Tidy & Transform job to skills mapping then save it to db

job_skills <-  dataTable   %>%
  gather(3:10,  value = "skill_name", key="job_name") %>%
  filter(skill_name != '') %>%
  filter(title != '') %>%
  select(title, skill_name)%>%
  as.data.frame()
## Warning: attributes are not identical across measure variables;
## they will be dropped
names(job_skills) <- c('job_name','skill_name')
head(job_skills,n=20) %>% kable() %>% kable_styling() %>% scroll_box(width = "910px",height="400px")
job_name skill_name
rsaf language training elt instructors c
integrator troubleshooting
correctional officer transportation
store all positions time management
head of office writing
security positions rules
sr manager event communications speaking
assistant director of engineering and construction ada
scheduling coordinator microsoft office
systems engineer fair skill
school bus driver skill
systems analyst skill
warehouser trucks
cloud solution architect redmine
insemination crew worker speaking
product support sales representative stamina
data scientist skill
senior engineer skill
network engineer i troubleshooting
cdla truck drivers trucks
# save jobs_skills mapping. we are doing this because we have auto increment private keys.

● **DATA LISTING**:

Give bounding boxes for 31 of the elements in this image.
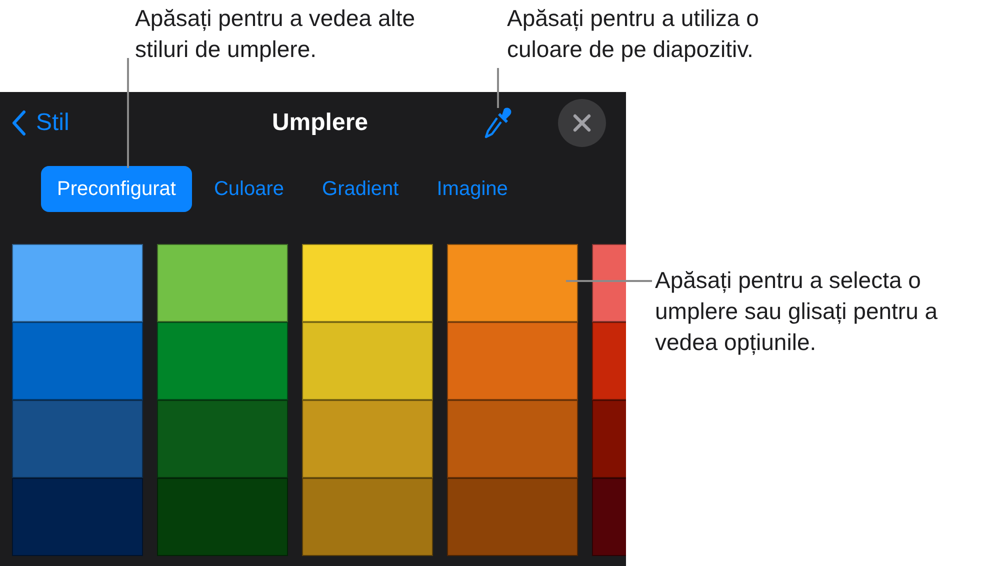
callout-text: Apăsați pentru a utiliza o culoare de pe diapozitiv. bbox=[507, 4, 760, 64]
color-swatch[interactable] bbox=[157, 478, 288, 556]
color-swatch[interactable] bbox=[157, 322, 288, 400]
color-swatch[interactable] bbox=[12, 322, 143, 400]
close-icon bbox=[573, 114, 591, 132]
segment-tab[interactable]: Gradient bbox=[306, 166, 415, 212]
back-button[interactable]: Stil bbox=[12, 105, 70, 141]
chevron-left-icon bbox=[12, 110, 26, 136]
panel-title: Umplere bbox=[270, 108, 370, 138]
segment-tab[interactable]: Preconfigurat bbox=[41, 166, 192, 212]
eyedropper-icon bbox=[484, 107, 512, 139]
color-swatch[interactable] bbox=[12, 400, 143, 478]
callout-text: Apăsați pentru a vedea alte stiluri de umplere. bbox=[135, 4, 416, 64]
eyedropper-button[interactable] bbox=[484, 107, 512, 139]
color-swatch[interactable] bbox=[157, 244, 288, 322]
color-swatch[interactable] bbox=[447, 400, 578, 478]
color-swatch[interactable] bbox=[302, 478, 433, 556]
color-swatch[interactable] bbox=[302, 322, 433, 400]
color-swatch[interactable] bbox=[447, 322, 578, 400]
color-swatch[interactable] bbox=[12, 244, 143, 322]
color-swatch[interactable] bbox=[302, 244, 433, 322]
callout-text: Apăsați pentru a selecta o umplere sau glisați pentru a vedea opțiunile. bbox=[655, 266, 939, 357]
leader-line bbox=[497, 68, 499, 108]
color-swatch[interactable] bbox=[302, 400, 433, 478]
segment-tab[interactable]: Culoare bbox=[198, 166, 300, 212]
color-swatch[interactable] bbox=[447, 244, 578, 322]
close-button[interactable] bbox=[558, 99, 606, 147]
color-swatch[interactable] bbox=[157, 400, 288, 478]
color-swatch[interactable] bbox=[12, 478, 143, 556]
segment-tab[interactable]: Imagine bbox=[420, 166, 524, 212]
color-swatch[interactable] bbox=[447, 478, 578, 556]
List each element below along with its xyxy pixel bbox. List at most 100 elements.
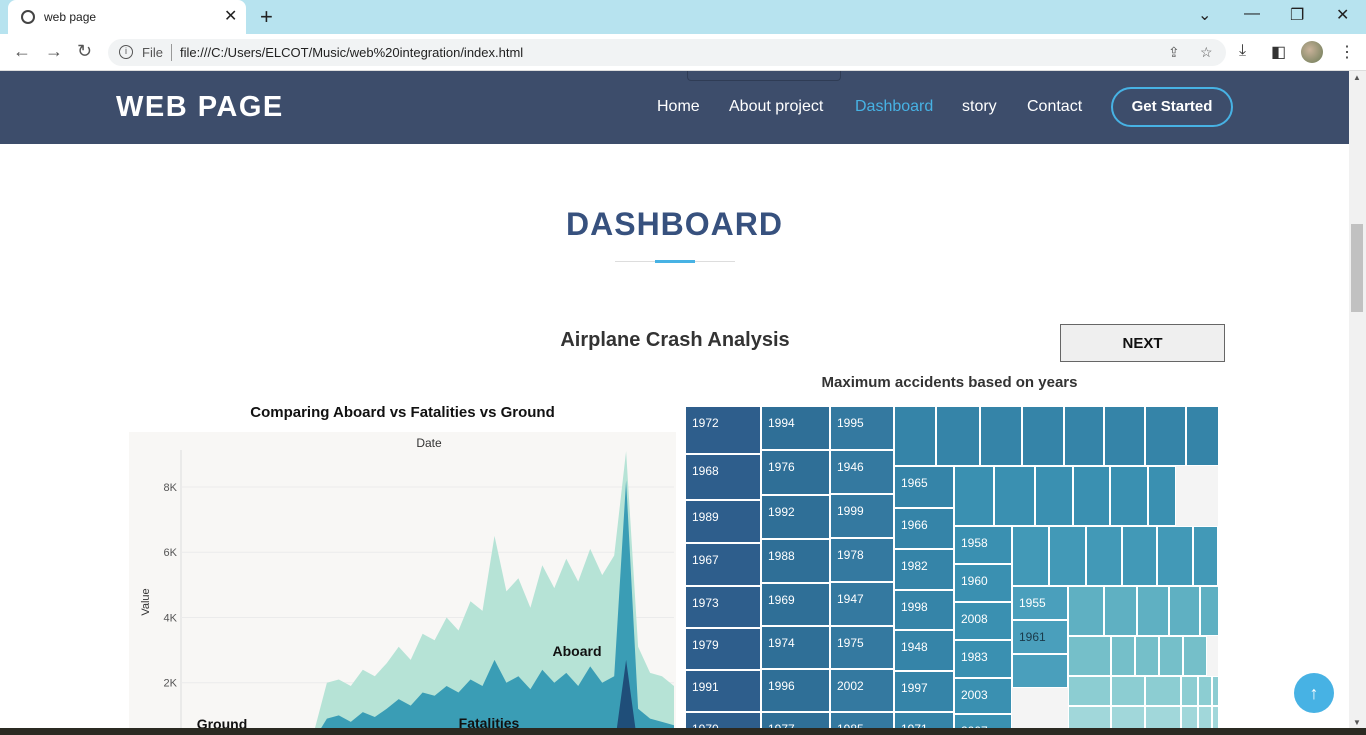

● **EXERCISE TASKS**:
(1) Please transcribe the part of the job-skills excerpt that opens with the words containing "Tidy & Transform" and closes with "names(job_skills) <- c('job_name','skill_name')".
(2) Do the following statements agree with the job-skills excerpt? Answer yes or no for each, quoting the deciding words. (a) The gather step works on columns 3 through 10. (b) The code keeps rows whose skill_name is empty. (c) The head call is set to show 20 rows.
(3) Write the next part of the job-skills excerpt, picking up after its final comment line.

● **RESPONSES PER TASK**:
(1)
Tidy & Transform job to skills mapping then save it to db

job_skills <-  dataTable   %>%
  gather(3:10,  value = "skill_name", key="job_name") %>%
  filter(skill_name != '') %>%
  filter(title != '') %>%
  select(title, skill_name)%>%
  as.data.frame()
## Warning: attributes are not identical across measure variables;
## they will be dropped
names(job_skills) <- c('job_name','skill_name')

(2)
(a) Yes: "gather(3:10"
(b) No: "filter(skill_name != '')"
(c) Yes: "head(job_skills,n=20)"

(3)
job_skills_map <- job_skills %>%
                  inner_join(skills_db )  %>%
                  inner_join(job_db )   %>%
                  select(job_id, skill_id) %>%
                  distinct()
## Joining, by = "skill_name"
## Joining, by = "job_name"
## Warning: Column `job_name` joining factor and character vector, coercing
## into character vector
RMySQL::dbWriteTable(con, 'job_skills', job_skills_map, append = TRUE, row.names = FALSE)
## [1] TRUE

Read tables from db

#Read tables from db.
jobs_db <- dbReadTable(con, 'jobs')
skills_db<- dbReadTable(con, 'skills')
job_skills_db<- dbReadTable(con, 'job_skills')

# Join tables to get skills for jobs. 
job_skills_db <- jobs_db %>%
  inner_join(job_skills_db )%>%
  inner_join(skills_db ) %>%
  select(2,4)
## Joining, by = "job_id"
## Joining, by = "skill_id"

Question 1 - What are the most important skills in Data Science?

Transform

Filter table for data science titles only

job_skills_dataScience<-filter(job_skills_db,str_detect(job_name,"data scientist"))
head(job_skills_dataScience,n=20) %>% kable() %>% kable_styling() %>% scroll_box(width = "910px",height="400px")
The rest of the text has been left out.